[Start ENTRIES SHOWN]

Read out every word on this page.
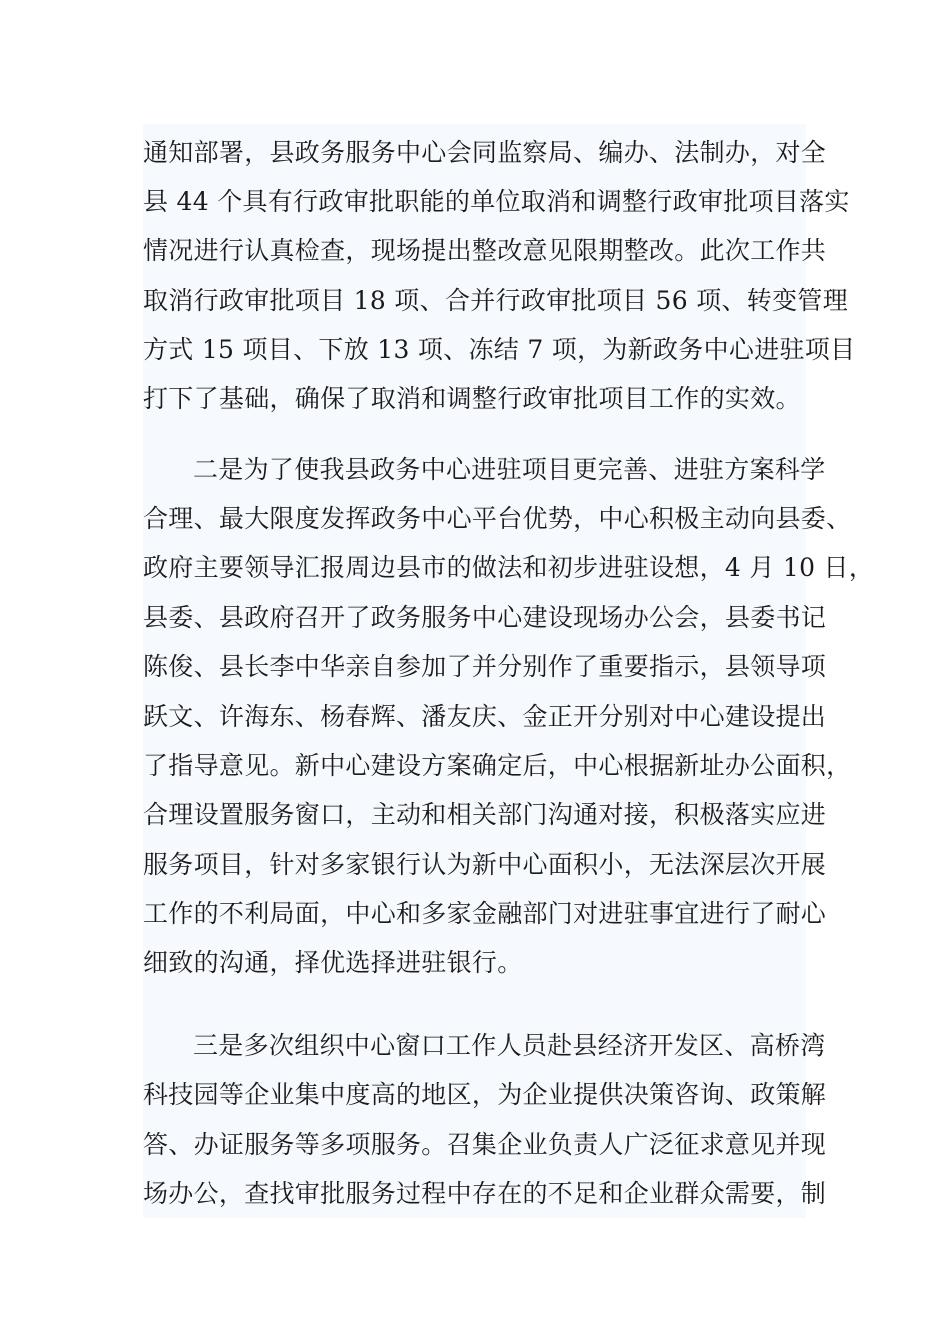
通知部署，县政务服务中心会同监察局、编办、法制办，对全
县 44 个具有行政审批职能的单位取消和调整行政审批项目落实
情况进行认真检查，现场提出整改意见限期整改。此次工作共
取消行政审批项目 18 项、合并行政审批项目 56 项、转变管理
方式 15 项目、下放 13 项、冻结 7 项，为新政务中心进驻项目
打下了基础，确保了取消和调整行政审批项目工作的实效。
二是为了使我县政务中心进驻项目更完善、进驻方案科学
合理、最大限度发挥政务中心平台优势，中心积极主动向县委、
政府主要领导汇报周边县市的做法和初步进驻设想，4 月 10 日，
县委、县政府召开了政务服务中心建设现场办公会，县委书记
陈俊、县长李中华亲自参加了并分别作了重要指示，县领导项
跃文、许海东、杨春辉、潘友庆、金正开分别对中心建设提出
了指导意见。新中心建设方案确定后，中心根据新址办公面积，
合理设置服务窗口，主动和相关部门沟通对接，积极落实应进
服务项目，针对多家银行认为新中心面积小，无法深层次开展
工作的不利局面，中心和多家金融部门对进驻事宜进行了耐心
细致的沟通，择优选择进驻银行。
三是多次组织中心窗口工作人员赴县经济开发区、高桥湾
科技园等企业集中度高的地区，为企业提供决策咨询、政策解
答、办证服务等多项服务。召集企业负责人广泛征求意见并现
场办公，查找审批服务过程中存在的不足和企业群众需要，制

[End ENTRIES SHOWN]

WHAT THIS TASK INVOLVES
Make an exact copy of the data above, pictures excluded.

EXERCISE SOLUTION
Read out every word on this page.
通知部署，县政务服务中心会同监察局、编办、法制办，对全
县 44 个具有行政审批职能的单位取消和调整行政审批项目落实
情况进行认真检查，现场提出整改意见限期整改。此次工作共
取消行政审批项目 18 项、合并行政审批项目 56 项、转变管理
方式 15 项目、下放 13 项、冻结 7 项，为新政务中心进驻项目
打下了基础，确保了取消和调整行政审批项目工作的实效。
二是为了使我县政务中心进驻项目更完善、进驻方案科学
合理、最大限度发挥政务中心平台优势，中心积极主动向县委、
政府主要领导汇报周边县市的做法和初步进驻设想，4 月 10 日，
县委、县政府召开了政务服务中心建设现场办公会，县委书记
陈俊、县长李中华亲自参加了并分别作了重要指示，县领导项
跃文、许海东、杨春辉、潘友庆、金正开分别对中心建设提出
了指导意见。新中心建设方案确定后，中心根据新址办公面积，
合理设置服务窗口，主动和相关部门沟通对接，积极落实应进
服务项目，针对多家银行认为新中心面积小，无法深层次开展
工作的不利局面，中心和多家金融部门对进驻事宜进行了耐心
细致的沟通，择优选择进驻银行。
三是多次组织中心窗口工作人员赴县经济开发区、高桥湾
科技园等企业集中度高的地区，为企业提供决策咨询、政策解
答、办证服务等多项服务。召集企业负责人广泛征求意见并现
场办公，查找审批服务过程中存在的不足和企业群众需要，制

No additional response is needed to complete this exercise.